### Set task
Identify all lines below that hold "type" and collect them.

### Data provided
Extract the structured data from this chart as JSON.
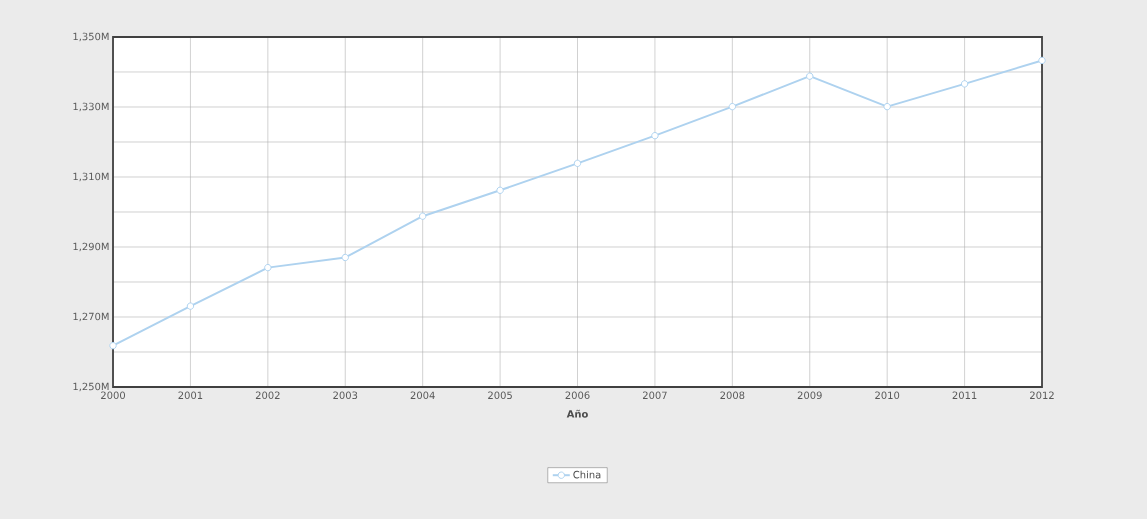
{
  "chart_data": {
    "type": "line",
    "xlabel": "Año",
    "categories": [
      "2000",
      "2001",
      "2002",
      "2003",
      "2004",
      "2005",
      "2006",
      "2007",
      "2008",
      "2009",
      "2010",
      "2011",
      "2012"
    ],
    "series": [
      {
        "name": "China",
        "color": "#aed2ef",
        "values": [
          1261.8,
          1273.1,
          1284.1,
          1287.0,
          1298.8,
          1306.2,
          1313.9,
          1321.8,
          1330.1,
          1338.8,
          1330.1,
          1336.6,
          1343.3
        ]
      }
    ],
    "ylim": [
      1250,
      1350
    ],
    "yticks": [
      {
        "value": 1250,
        "label": "1,250M"
      },
      {
        "value": 1260,
        "label": null
      },
      {
        "value": 1270,
        "label": "1,270M"
      },
      {
        "value": 1280,
        "label": null
      },
      {
        "value": 1290,
        "label": "1,290M"
      },
      {
        "value": 1300,
        "label": null
      },
      {
        "value": 1310,
        "label": "1,310M"
      },
      {
        "value": 1320,
        "label": null
      },
      {
        "value": 1330,
        "label": "1,330M"
      },
      {
        "value": 1340,
        "label": null
      },
      {
        "value": 1350,
        "label": "1,350M"
      }
    ],
    "grid": true,
    "legend": "bottom",
    "marker": "circle",
    "line_style": "solid"
  }
}
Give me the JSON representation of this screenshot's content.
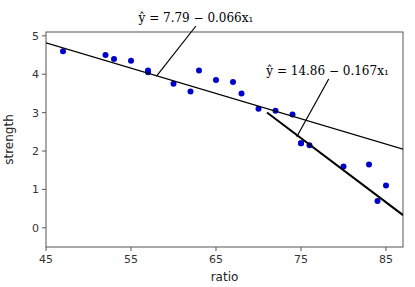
{
  "chart_data": {
    "type": "scatter",
    "xlabel": "ratio",
    "ylabel": "strength",
    "xlim": [
      45,
      87
    ],
    "ylim": [
      -0.5,
      5.1
    ],
    "xticks": [
      45,
      55,
      65,
      75,
      85
    ],
    "yticks": [
      0,
      1,
      2,
      3,
      4,
      5
    ],
    "grid": false,
    "series": [
      {
        "type": "scatter",
        "color": "#0000cc",
        "x": [
          47,
          52,
          53,
          55,
          57,
          57,
          60,
          62,
          63,
          65,
          67,
          68,
          70,
          72,
          74,
          75,
          75,
          76,
          80,
          83,
          84,
          85
        ],
        "values": [
          4.6,
          4.5,
          4.4,
          4.35,
          4.05,
          4.1,
          3.75,
          3.55,
          4.1,
          3.85,
          3.8,
          3.5,
          3.1,
          3.05,
          2.95,
          2.2,
          2.2,
          2.15,
          1.6,
          1.65,
          0.7,
          1.1
        ]
      },
      {
        "type": "line",
        "color": "#000000",
        "x": [
          45,
          87
        ],
        "values": [
          4.82,
          2.048
        ]
      },
      {
        "type": "line",
        "color": "#000000",
        "x": [
          71,
          87
        ],
        "values": [
          3.003,
          0.331
        ]
      }
    ],
    "annotations": [
      {
        "text": "ŷ = 7.79 − 0.066x₁",
        "x": 58.0,
        "y": 3.95
      },
      {
        "text": "ŷ = 14.86 − 0.167x₁",
        "x": 74.5,
        "y": 2.37
      }
    ]
  }
}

### Correct output
    "type": "line",
    "type": "scatter",
        "type": "scatter",
        "type": "line",
        "type": "line",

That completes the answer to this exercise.